### Exercise instructions:
Each entry below is to be written out exactly, and the pictures are to be left out.
+ + + + +
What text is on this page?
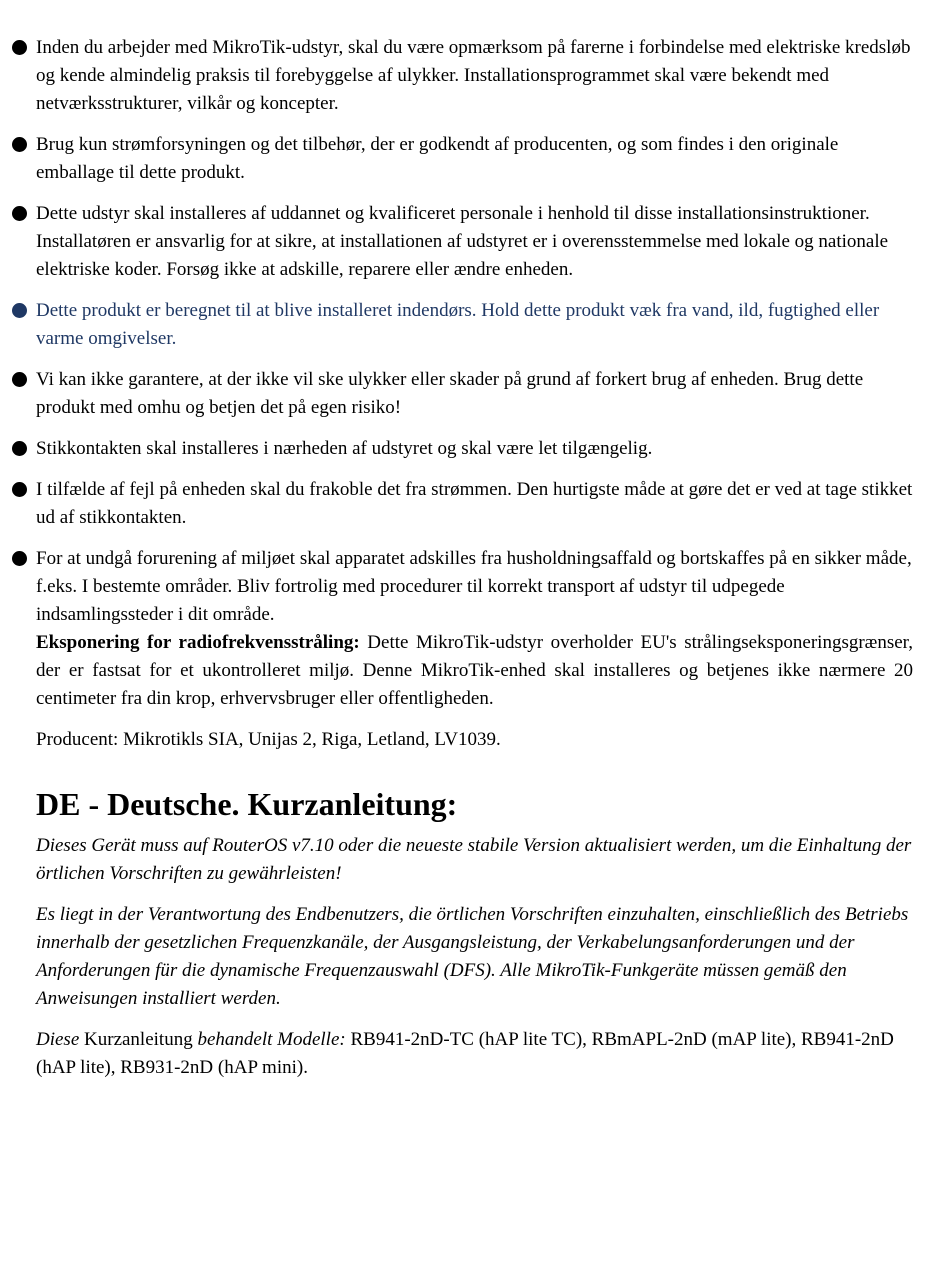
Inden du arbejder med MikroTik-udstyr, skal du være opmærksom på farerne i forbindelse med elektriske kredsløb og kende almindelig praksis til forebyggelse af ulykker. Installationsprogrammet skal være bekendt med netværksstrukturer, vilkår og koncepter.
Brug kun strømforsyningen og det tilbehør, der er godkendt af producenten, og som findes i den originale emballage til dette produkt.
Dette udstyr skal installeres af uddannet og kvalificeret personale i henhold til disse installationsinstruktioner. Installatøren er ansvarlig for at sikre, at installationen af udstyret er i overensstemmelse med lokale og nationale elektriske koder. Forsøg ikke at adskille, reparere eller ændre enheden.
Dette produkt er beregnet til at blive installeret indendørs. Hold dette produkt væk fra vand, ild, fugtighed eller varme omgivelser.
Vi kan ikke garantere, at der ikke vil ske ulykker eller skader på grund af forkert brug af enheden. Brug dette produkt med omhu og betjen det på egen risiko!
Stikkontakten skal installeres i nærheden af udstyret og skal være let tilgængelig.
I tilfælde af fejl på enheden skal du frakoble det fra strømmen. Den hurtigste måde at gøre det er ved at tage stikket ud af stikkontakten.
For at undgå forurening af miljøet skal apparatet adskilles fra husholdningsaffald og bortskaffes på en sikker måde, f.eks. I bestemte områder. Bliv fortrolig med procedurer til korrekt transport af udstyr til udpegede indsamlingssteder i dit område.

Eksponering for radiofrekvensstråling: Dette MikroTik-udstyr overholder EU's strålingseksponeringsgrænser, der er fastsat for et ukontrolleret miljø. Denne MikroTik-enhed skal installeres og betjenes ikke nærmere 20 centimeter fra din krop, erhvervsbruger eller offentligheden.

Producent: Mikrotikls SIA, Unijas 2, Riga, Letland, LV1039.

DE - Deutsche. Kurzanleitung:

Dieses Gerät muss auf RouterOS v7.10 oder die neueste stabile Version aktualisiert werden, um die Einhaltung der örtlichen Vorschriften zu gewährleisten!

Es liegt in der Verantwortung des Endbenutzers, die örtlichen Vorschriften einzuhalten, einschließlich des Betriebs innerhalb der gesetzlichen Frequenzkanäle, der Ausgangsleistung, der Verkabelungsanforderungen und der Anforderungen für die dynamische Frequenzauswahl (DFS). Alle MikroTik-Funkgeräte müssen gemäß den Anweisungen installiert werden.

Diese Kurzanleitung behandelt Modelle: RB941-2nD-TC (hAP lite TC), RBmAPL-2nD (mAP lite), RB941-2nD (hAP lite), RB931-2nD (hAP mini).
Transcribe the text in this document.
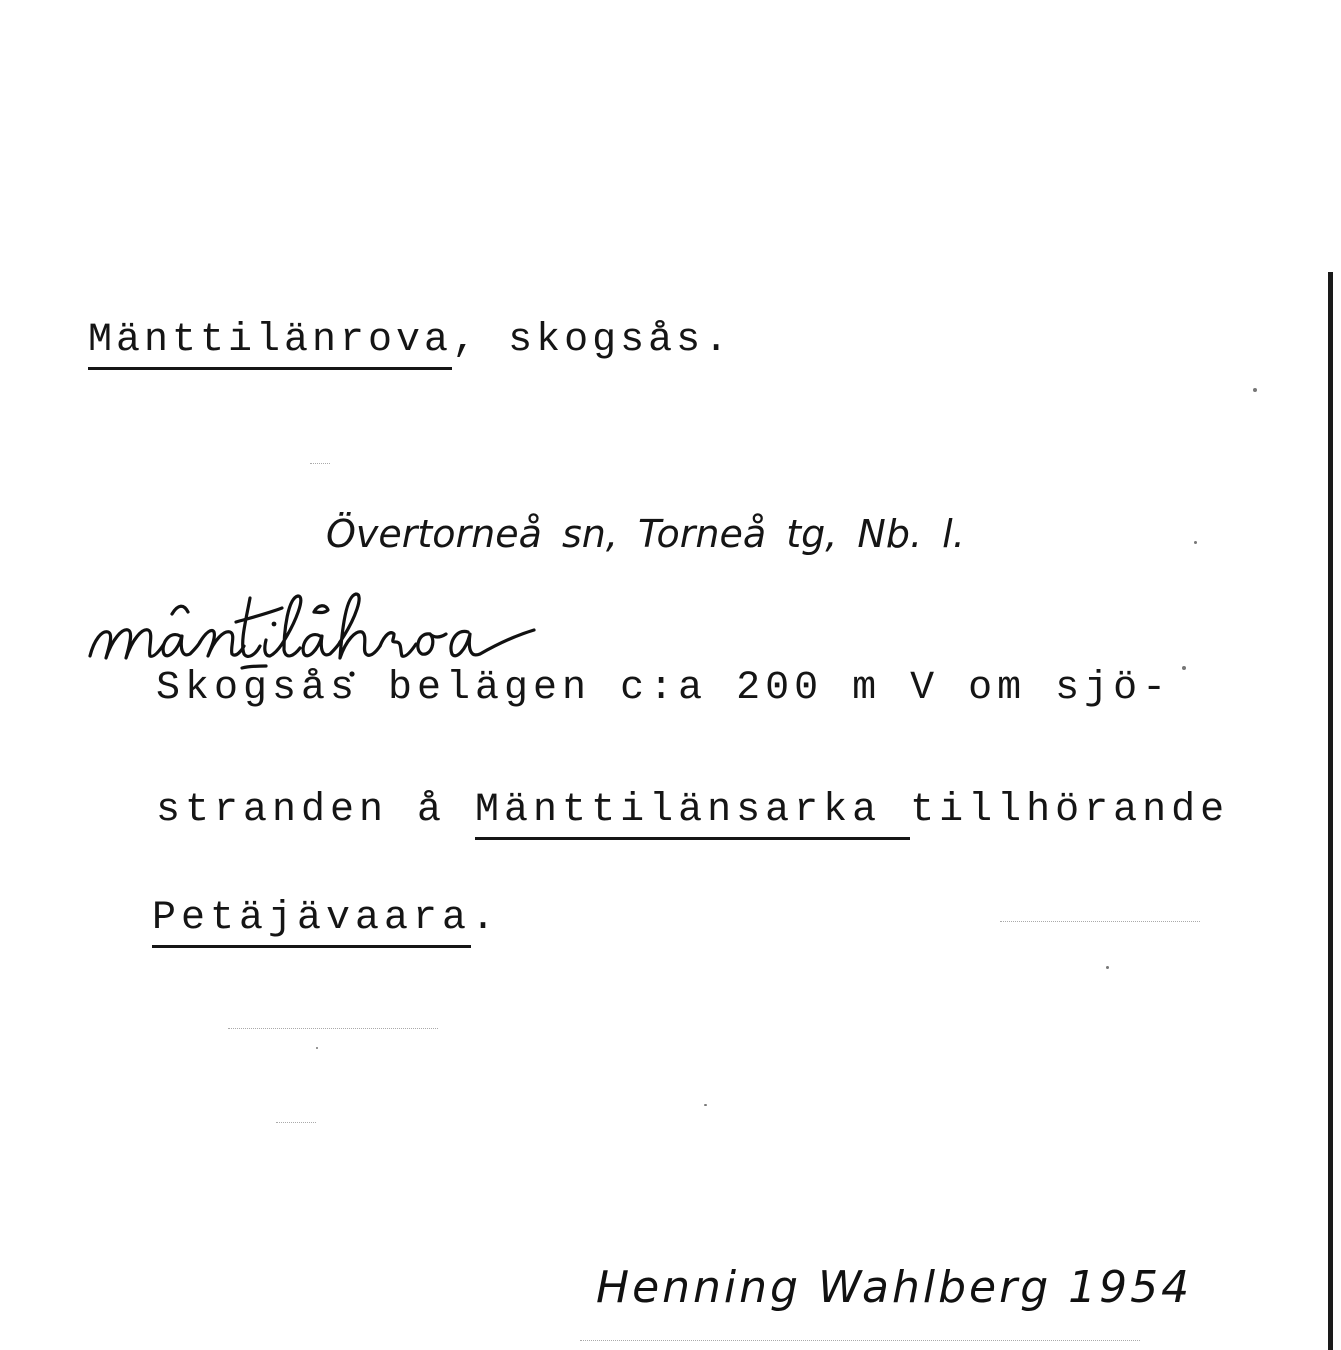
Mänttilänrova, skogsås.
Övertorneå sn, Torneå tg, Nb. l.
Skogsås belägen c:a 200 m V om sjö-
stranden å Mänttilänsarka tillhörande
Petäjävaara.
Henning Wahlberg 1954
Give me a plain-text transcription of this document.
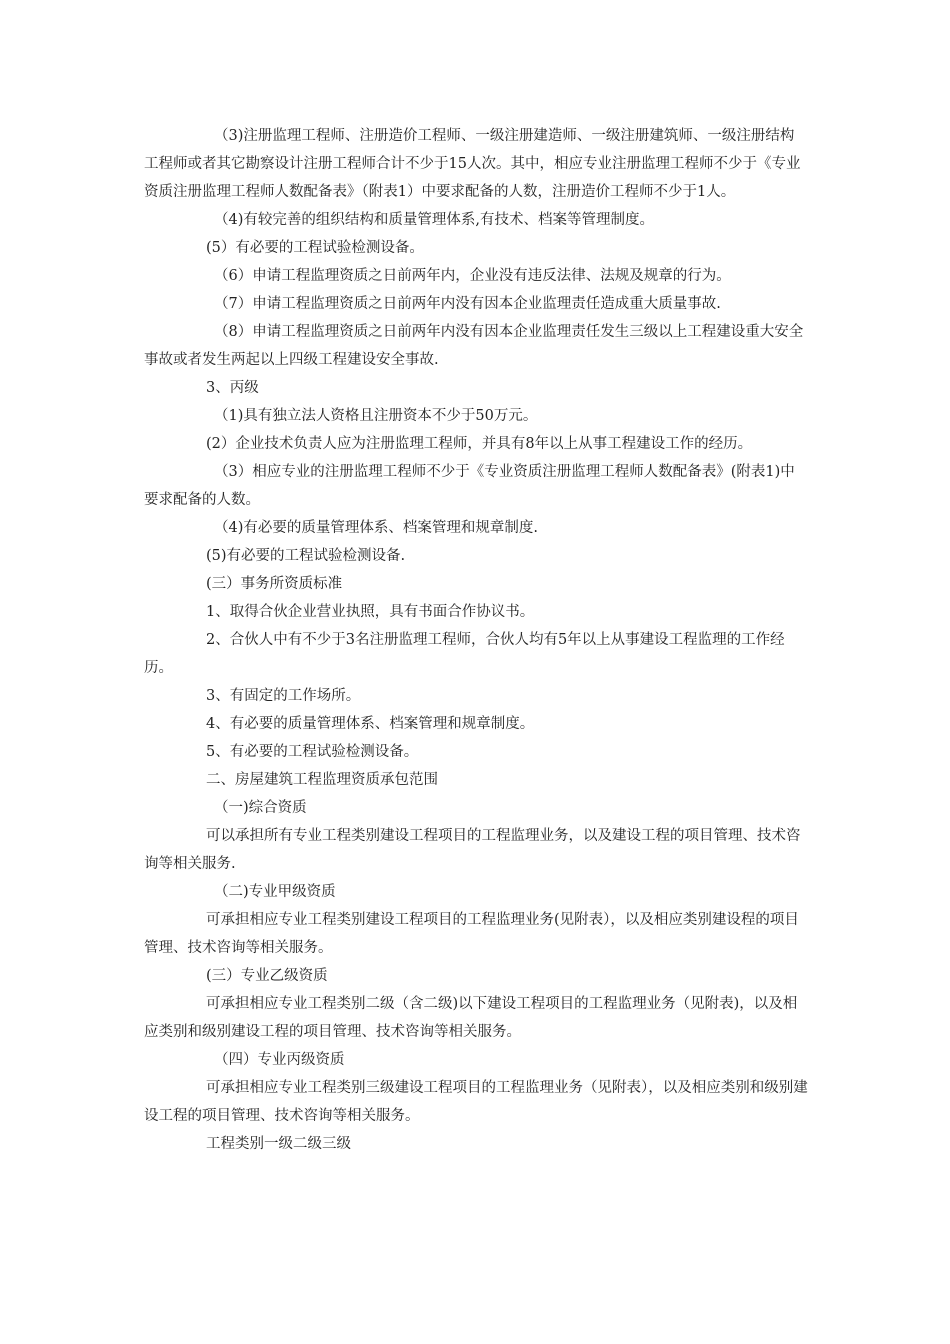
（3)注册监理工程师、注册造价工程师、一级注册建造师、一级注册建筑师、一级注册结构工程师或者其它勘察设计注册工程师合计不少于15人次。其中，相应专业注册监理工程师不少于《专业资质注册监理工程师人数配备表》（附表1）中要求配备的人数，注册造价工程师不少于1人。

（4)有较完善的组织结构和质量管理体系,有技术、档案等管理制度。

(5）有必要的工程试验检测设备。

（6）申请工程监理资质之日前两年内，企业没有违反法律、法规及规章的行为。

（7）申请工程监理资质之日前两年内没有因本企业监理责任造成重大质量事故.

（8）申请工程监理资质之日前两年内没有因本企业监理责任发生三级以上工程建设重大安全事故或者发生两起以上四级工程建设安全事故.

3、丙级

（1)具有独立法人资格且注册资本不少于50万元。

(2）企业技术负责人应为注册监理工程师，并具有8年以上从事工程建设工作的经历。

（3）相应专业的注册监理工程师不少于《专业资质注册监理工程师人数配备表》(附表1)中要求配备的人数。

（4)有必要的质量管理体系、档案管理和规章制度.

(5)有必要的工程试验检测设备.

(三）事务所资质标准

1、取得合伙企业营业执照，具有书面合作协议书。

2、合伙人中有不少于3名注册监理工程师，合伙人均有5年以上从事建设工程监理的工作经历。

3、有固定的工作场所。

4、有必要的质量管理体系、档案管理和规章制度。

5、有必要的工程试验检测设备。

二、房屋建筑工程监理资质承包范围

（一)综合资质

可以承担所有专业工程类别建设工程项目的工程监理业务，以及建设工程的项目管理、技术咨询等相关服务.

（二)专业甲级资质

可承担相应专业工程类别建设工程项目的工程监理业务(见附表），以及相应类别建设程的项目管理、技术咨询等相关服务。

(三）专业乙级资质

可承担相应专业工程类别二级（含二级)以下建设工程项目的工程监理业务（见附表)，以及相应类别和级别建设工程的项目管理、技术咨询等相关服务。

（四）专业丙级资质

可承担相应专业工程类别三级建设工程项目的工程监理业务（见附表），以及相应类别和级别建设工程的项目管理、技术咨询等相关服务。

工程类别一级二级三级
+ + + + +
### Final result:
What text is on this page?
Inden du arbejder med MikroTik-udstyr, skal du være opmærksom på farerne i forbindelse med elektriske kredsløb og kende almindelig praksis til forebyggelse af ulykker. Installationsprogrammet skal være bekendt med netværksstrukturer, vilkår og koncepter.
Brug kun strømforsyningen og det tilbehør, der er godkendt af producenten, og som findes i den originale emballage til dette produkt.
Dette udstyr skal installeres af uddannet og kvalificeret personale i henhold til disse installationsinstruktioner. Installatøren er ansvarlig for at sikre, at installationen af udstyret er i overensstemmelse med lokale og nationale elektriske koder. Forsøg ikke at adskille, reparere eller ændre enheden.
Dette produkt er beregnet til at blive installeret indendørs. Hold dette produkt væk fra vand, ild, fugtighed eller varme omgivelser.
Vi kan ikke garantere, at der ikke vil ske ulykker eller skader på grund af forkert brug af enheden. Brug dette produkt med omhu og betjen det på egen risiko!
Stikkontakten skal installeres i nærheden af udstyret og skal være let tilgængelig.
I tilfælde af fejl på enheden skal du frakoble det fra strømmen. Den hurtigste måde at gøre det er ved at tage stikket ud af stikkontakten.
For at undgå forurening af miljøet skal apparatet adskilles fra husholdningsaffald og bortskaffes på en sikker måde, f.eks. I bestemte områder. Bliv fortrolig med procedurer til korrekt transport af udstyr til udpegede indsamlingssteder i dit område.

Eksponering for radiofrekvensstråling: Dette MikroTik-udstyr overholder EU's strålingseksponeringsgrænser, der er fastsat for et ukontrolleret miljø. Denne MikroTik-enhed skal installeres og betjenes ikke nærmere 20 centimeter fra din krop, erhvervsbruger eller offentligheden.

Producent: Mikrotikls SIA, Unijas 2, Riga, Letland, LV1039.

DE - Deutsche. Kurzanleitung:

Dieses Gerät muss auf RouterOS v7.10 oder die neueste stabile Version aktualisiert werden, um die Einhaltung der örtlichen Vorschriften zu gewährleisten!

Es liegt in der Verantwortung des Endbenutzers, die örtlichen Vorschriften einzuhalten, einschließlich des Betriebs innerhalb der gesetzlichen Frequenzkanäle, der Ausgangsleistung, der Verkabelungsanforderungen und der Anforderungen für die dynamische Frequenzauswahl (DFS). Alle MikroTik-Funkgeräte müssen gemäß den Anweisungen installiert werden.

Diese Kurzanleitung behandelt Modelle: RB941-2nD-TC (hAP lite TC), RBmAPL-2nD (mAP lite), RB941-2nD (hAP lite), RB931-2nD (hAP mini).
Transcribe the text in this document.
Mänttilänrova, skogsås.
Övertorneå sn, Torneå tg, Nb. l.
Skogsås belägen c:a 200 m V om sjö-
stranden å Mänttilänsarka tillhörande
Petäjävaara.
Henning Wahlberg 1954
Give me a plain-text transcription of this document.
（3)注册监理工程师、注册造价工程师、一级注册建造师、一级注册建筑师、一级注册结构工程师或者其它勘察设计注册工程师合计不少于15人次。其中，相应专业注册监理工程师不少于《专业资质注册监理工程师人数配备表》（附表1）中要求配备的人数，注册造价工程师不少于1人。

（4)有较完善的组织结构和质量管理体系,有技术、档案等管理制度。

(5）有必要的工程试验检测设备。

（6）申请工程监理资质之日前两年内，企业没有违反法律、法规及规章的行为。

（7）申请工程监理资质之日前两年内没有因本企业监理责任造成重大质量事故.

（8）申请工程监理资质之日前两年内没有因本企业监理责任发生三级以上工程建设重大安全事故或者发生两起以上四级工程建设安全事故.

3、丙级

（1)具有独立法人资格且注册资本不少于50万元。

(2）企业技术负责人应为注册监理工程师，并具有8年以上从事工程建设工作的经历。

（3）相应专业的注册监理工程师不少于《专业资质注册监理工程师人数配备表》(附表1)中要求配备的人数。

（4)有必要的质量管理体系、档案管理和规章制度.

(5)有必要的工程试验检测设备.

(三）事务所资质标准

1、取得合伙企业营业执照，具有书面合作协议书。

2、合伙人中有不少于3名注册监理工程师，合伙人均有5年以上从事建设工程监理的工作经历。

3、有固定的工作场所。

4、有必要的质量管理体系、档案管理和规章制度。

5、有必要的工程试验检测设备。

二、房屋建筑工程监理资质承包范围

（一)综合资质

可以承担所有专业工程类别建设工程项目的工程监理业务，以及建设工程的项目管理、技术咨询等相关服务.

（二)专业甲级资质

可承担相应专业工程类别建设工程项目的工程监理业务(见附表），以及相应类别建设程的项目管理、技术咨询等相关服务。

(三）专业乙级资质

可承担相应专业工程类别二级（含二级)以下建设工程项目的工程监理业务（见附表)，以及相应类别和级别建设工程的项目管理、技术咨询等相关服务。

（四）专业丙级资质

可承担相应专业工程类别三级建设工程项目的工程监理业务（见附表），以及相应类别和级别建设工程的项目管理、技术咨询等相关服务。

工程类别一级二级三级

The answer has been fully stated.